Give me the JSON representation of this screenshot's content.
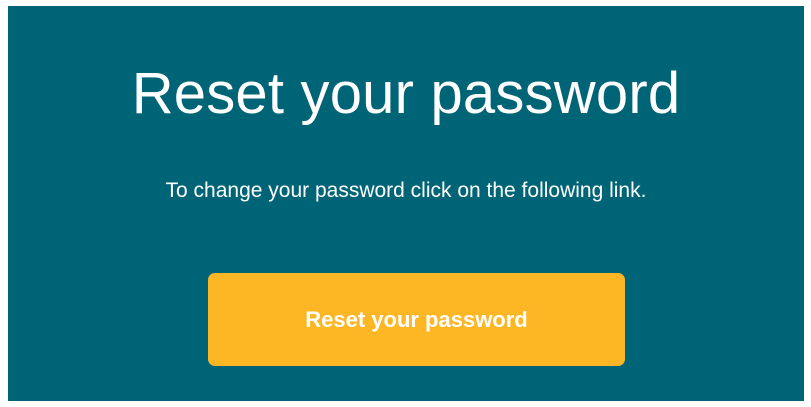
{
  "email": {
    "title": "Reset your password",
    "message": "To change your password click on the following link.",
    "button_label": "Reset your password"
  },
  "colors": {
    "background": "#006477",
    "button": "#fdb624",
    "text": "#ffffff"
  }
}
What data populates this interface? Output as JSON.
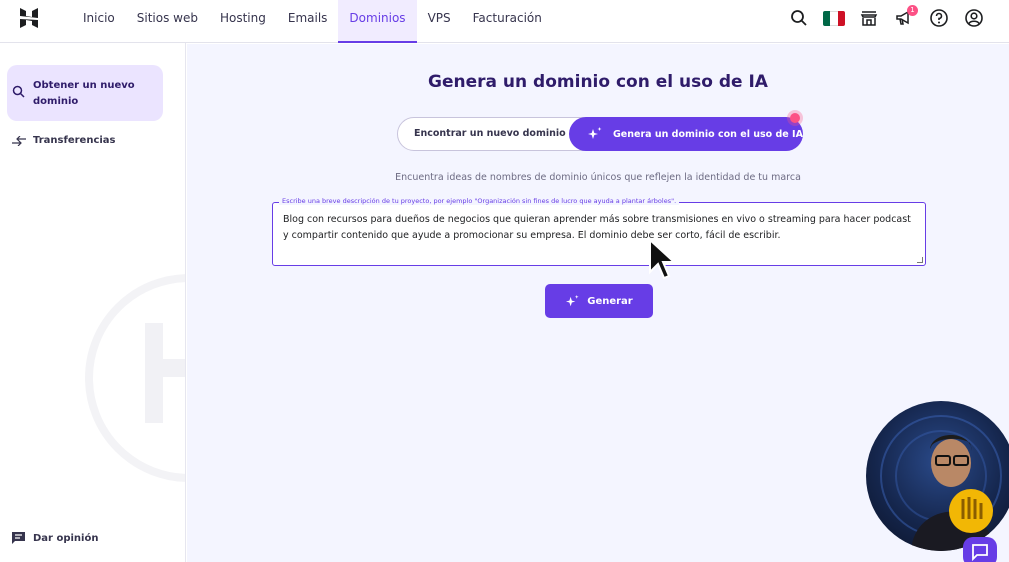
{
  "nav": {
    "items": [
      "Inicio",
      "Sitios web",
      "Hosting",
      "Emails",
      "Dominios",
      "VPS",
      "Facturación"
    ],
    "active": "Dominios",
    "notification_count": "1"
  },
  "sidebar": {
    "active_item": "Obtener un nuevo dominio",
    "transfer_item": "Transferencias",
    "feedback": "Dar opinión"
  },
  "main": {
    "title": "Genera un dominio con el uso de IA",
    "toggle_left": "Encontrar un nuevo dominio",
    "toggle_right": "Genera un dominio con el uso de IA",
    "subtitle": "Encuentra ideas de nombres de dominio únicos que reflejen la identidad de tu marca",
    "textarea_label": "Escribe una breve descripción de tu proyecto, por ejemplo \"Organización sin fines de lucro que ayuda a plantar árboles\".",
    "textarea_value": "Blog con recursos para dueños de negocios que quieran aprender más sobre transmisiones en vivo o streaming para hacer podcast y compartir contenido que ayude a promocionar su empresa. El dominio debe ser corto, fácil de escribir.",
    "generate_button": "Generar"
  },
  "colors": {
    "primary": "#673de6",
    "active_bg": "#ebe4ff",
    "main_bg": "#f4f5ff",
    "badge": "#fc5185"
  },
  "flag_colors": [
    "#006847",
    "#ffffff",
    "#ce1126"
  ]
}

---

* **YOUR OBJECTIVE**
Show the lines of the records that include the string "JSON".

* **ANSWER**
Give me the JSON representation of this screenshot's content.
What data populates this interface? Output as JSON.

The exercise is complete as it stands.